• _Recorded information_
▬▬▬▬▬▬▬▬▬▬

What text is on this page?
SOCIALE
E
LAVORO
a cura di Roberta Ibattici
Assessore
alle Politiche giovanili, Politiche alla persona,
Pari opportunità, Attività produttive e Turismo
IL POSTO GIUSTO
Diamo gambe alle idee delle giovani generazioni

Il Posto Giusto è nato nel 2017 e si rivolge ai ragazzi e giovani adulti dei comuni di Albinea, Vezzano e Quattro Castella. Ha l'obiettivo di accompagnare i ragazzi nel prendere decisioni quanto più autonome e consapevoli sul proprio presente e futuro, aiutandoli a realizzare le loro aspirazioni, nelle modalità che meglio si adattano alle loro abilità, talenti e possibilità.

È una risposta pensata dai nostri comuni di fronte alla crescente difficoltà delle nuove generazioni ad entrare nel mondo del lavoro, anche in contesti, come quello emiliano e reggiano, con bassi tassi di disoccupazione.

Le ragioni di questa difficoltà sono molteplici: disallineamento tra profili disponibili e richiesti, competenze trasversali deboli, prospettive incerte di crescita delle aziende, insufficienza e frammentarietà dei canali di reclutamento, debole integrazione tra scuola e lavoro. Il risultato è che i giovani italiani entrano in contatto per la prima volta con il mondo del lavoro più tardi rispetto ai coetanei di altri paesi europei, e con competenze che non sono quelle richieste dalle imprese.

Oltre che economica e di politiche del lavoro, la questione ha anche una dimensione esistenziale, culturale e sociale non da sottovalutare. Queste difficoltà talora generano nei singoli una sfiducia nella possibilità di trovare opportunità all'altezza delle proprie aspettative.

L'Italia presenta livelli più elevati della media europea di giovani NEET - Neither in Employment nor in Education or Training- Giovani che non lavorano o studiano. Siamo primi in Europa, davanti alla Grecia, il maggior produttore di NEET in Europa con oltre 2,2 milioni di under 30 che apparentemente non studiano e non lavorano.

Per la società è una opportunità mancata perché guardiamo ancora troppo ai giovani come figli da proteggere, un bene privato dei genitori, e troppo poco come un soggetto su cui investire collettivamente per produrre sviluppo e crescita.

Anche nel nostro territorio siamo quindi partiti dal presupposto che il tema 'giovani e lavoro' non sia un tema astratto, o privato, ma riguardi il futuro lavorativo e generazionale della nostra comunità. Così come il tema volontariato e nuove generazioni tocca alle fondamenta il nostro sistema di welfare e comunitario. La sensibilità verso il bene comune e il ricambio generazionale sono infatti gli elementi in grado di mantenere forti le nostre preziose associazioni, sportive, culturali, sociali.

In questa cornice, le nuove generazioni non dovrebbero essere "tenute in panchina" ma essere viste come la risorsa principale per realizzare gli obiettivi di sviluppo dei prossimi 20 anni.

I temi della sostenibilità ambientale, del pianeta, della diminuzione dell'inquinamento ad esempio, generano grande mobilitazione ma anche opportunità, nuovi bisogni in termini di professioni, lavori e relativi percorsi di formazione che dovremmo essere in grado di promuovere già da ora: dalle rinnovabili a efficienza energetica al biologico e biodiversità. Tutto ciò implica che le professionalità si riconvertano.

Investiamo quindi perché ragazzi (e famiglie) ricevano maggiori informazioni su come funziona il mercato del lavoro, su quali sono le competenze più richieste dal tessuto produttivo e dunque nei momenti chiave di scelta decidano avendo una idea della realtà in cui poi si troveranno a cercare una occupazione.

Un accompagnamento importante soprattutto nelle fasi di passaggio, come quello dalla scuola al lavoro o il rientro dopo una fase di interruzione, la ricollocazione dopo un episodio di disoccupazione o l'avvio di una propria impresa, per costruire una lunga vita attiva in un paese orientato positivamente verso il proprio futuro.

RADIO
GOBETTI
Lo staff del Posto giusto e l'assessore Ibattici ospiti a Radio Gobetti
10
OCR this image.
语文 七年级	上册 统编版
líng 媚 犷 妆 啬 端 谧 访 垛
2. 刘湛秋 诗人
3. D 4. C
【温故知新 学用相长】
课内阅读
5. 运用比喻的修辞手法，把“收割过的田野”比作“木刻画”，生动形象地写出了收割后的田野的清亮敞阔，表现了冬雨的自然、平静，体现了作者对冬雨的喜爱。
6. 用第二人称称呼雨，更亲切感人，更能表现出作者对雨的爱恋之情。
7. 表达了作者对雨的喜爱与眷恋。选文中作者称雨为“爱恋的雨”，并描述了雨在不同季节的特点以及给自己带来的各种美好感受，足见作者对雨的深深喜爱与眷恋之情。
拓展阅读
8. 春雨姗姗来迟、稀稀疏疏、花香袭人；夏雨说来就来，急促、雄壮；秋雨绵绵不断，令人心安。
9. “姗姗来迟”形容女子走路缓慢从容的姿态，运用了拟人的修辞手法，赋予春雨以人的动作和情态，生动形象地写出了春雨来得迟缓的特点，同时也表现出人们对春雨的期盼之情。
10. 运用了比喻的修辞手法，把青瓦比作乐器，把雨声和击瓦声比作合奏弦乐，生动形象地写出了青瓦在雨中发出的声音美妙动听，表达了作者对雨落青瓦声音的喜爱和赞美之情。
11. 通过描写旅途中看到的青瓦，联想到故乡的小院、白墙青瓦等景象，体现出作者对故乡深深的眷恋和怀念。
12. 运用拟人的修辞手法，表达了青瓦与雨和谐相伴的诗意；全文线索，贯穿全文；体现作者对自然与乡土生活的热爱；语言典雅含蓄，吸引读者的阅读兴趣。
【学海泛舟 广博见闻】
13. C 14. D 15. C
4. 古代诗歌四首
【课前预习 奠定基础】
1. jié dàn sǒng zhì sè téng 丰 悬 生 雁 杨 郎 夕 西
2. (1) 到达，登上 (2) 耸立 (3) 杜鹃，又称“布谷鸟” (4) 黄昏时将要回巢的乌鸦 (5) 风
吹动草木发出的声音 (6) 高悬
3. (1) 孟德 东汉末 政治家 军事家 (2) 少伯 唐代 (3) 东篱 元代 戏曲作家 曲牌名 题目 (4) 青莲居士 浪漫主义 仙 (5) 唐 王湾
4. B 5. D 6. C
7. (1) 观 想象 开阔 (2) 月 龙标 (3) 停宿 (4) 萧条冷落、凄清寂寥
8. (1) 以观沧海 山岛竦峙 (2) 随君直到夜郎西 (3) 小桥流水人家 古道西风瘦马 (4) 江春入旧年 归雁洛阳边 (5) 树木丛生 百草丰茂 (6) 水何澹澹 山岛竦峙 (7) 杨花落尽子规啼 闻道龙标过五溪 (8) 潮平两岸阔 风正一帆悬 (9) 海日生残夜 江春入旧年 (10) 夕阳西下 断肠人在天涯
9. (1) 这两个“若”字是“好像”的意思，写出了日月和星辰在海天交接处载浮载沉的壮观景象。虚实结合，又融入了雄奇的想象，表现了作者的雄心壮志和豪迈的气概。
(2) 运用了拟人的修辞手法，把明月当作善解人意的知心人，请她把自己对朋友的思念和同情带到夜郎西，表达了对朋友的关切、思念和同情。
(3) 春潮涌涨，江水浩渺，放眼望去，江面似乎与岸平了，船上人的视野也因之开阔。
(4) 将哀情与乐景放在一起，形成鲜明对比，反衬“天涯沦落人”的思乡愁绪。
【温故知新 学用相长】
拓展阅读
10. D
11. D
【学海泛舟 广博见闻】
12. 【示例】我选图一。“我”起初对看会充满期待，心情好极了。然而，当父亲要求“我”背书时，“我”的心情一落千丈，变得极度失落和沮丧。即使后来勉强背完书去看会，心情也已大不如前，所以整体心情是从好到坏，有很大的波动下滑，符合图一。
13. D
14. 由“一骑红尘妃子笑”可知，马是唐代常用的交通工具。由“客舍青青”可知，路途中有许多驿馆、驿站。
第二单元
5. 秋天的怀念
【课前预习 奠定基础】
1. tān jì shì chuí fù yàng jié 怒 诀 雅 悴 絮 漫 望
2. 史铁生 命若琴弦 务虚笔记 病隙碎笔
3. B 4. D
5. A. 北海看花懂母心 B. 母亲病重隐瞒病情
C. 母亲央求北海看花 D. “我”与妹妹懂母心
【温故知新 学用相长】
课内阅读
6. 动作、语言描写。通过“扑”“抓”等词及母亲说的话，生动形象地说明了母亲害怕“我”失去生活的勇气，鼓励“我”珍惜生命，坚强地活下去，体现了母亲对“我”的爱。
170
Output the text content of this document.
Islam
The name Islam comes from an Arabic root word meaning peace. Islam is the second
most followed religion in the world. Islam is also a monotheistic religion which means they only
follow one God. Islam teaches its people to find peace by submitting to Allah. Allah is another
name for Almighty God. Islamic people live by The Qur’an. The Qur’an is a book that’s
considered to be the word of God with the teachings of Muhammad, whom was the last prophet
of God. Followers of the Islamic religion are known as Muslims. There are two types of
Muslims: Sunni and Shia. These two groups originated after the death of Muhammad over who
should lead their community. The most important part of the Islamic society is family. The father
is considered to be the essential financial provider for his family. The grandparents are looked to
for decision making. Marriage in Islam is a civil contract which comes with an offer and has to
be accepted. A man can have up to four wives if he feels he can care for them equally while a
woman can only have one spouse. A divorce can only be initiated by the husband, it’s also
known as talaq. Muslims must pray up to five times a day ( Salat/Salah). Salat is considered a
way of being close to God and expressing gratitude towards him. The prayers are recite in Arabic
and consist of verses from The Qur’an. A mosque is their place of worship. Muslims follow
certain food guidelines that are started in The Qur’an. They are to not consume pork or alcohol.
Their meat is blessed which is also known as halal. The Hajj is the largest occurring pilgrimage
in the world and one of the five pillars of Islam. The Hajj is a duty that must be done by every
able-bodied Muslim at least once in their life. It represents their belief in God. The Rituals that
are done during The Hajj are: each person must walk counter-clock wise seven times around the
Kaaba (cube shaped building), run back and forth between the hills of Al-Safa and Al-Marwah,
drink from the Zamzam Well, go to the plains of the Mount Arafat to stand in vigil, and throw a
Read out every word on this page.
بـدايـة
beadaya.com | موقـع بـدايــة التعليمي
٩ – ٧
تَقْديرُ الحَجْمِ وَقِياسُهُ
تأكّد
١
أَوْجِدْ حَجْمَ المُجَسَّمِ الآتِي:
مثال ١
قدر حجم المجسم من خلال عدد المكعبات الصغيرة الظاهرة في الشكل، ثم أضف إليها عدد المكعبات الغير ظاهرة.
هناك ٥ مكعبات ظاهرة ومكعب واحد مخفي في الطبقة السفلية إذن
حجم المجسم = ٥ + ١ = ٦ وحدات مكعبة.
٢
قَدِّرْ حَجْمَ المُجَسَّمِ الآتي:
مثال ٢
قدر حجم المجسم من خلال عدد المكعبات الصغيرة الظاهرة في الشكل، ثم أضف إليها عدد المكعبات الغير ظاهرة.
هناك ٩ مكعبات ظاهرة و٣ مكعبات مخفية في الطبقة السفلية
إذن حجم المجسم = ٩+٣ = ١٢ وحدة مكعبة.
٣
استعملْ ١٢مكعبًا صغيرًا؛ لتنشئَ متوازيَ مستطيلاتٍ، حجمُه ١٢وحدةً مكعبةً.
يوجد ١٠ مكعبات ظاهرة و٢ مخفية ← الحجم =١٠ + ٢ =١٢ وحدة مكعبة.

▬▬▬▬▬▬▬▬▬▬

• _Exercise details_
Find the lines containing "with" and pull them out.

• _Written response_
considered to be the word of God with the teachings of Muhammad, whom was the last prophet
for decision making. Marriage in Islam is a civil contract which comes with an offer and has to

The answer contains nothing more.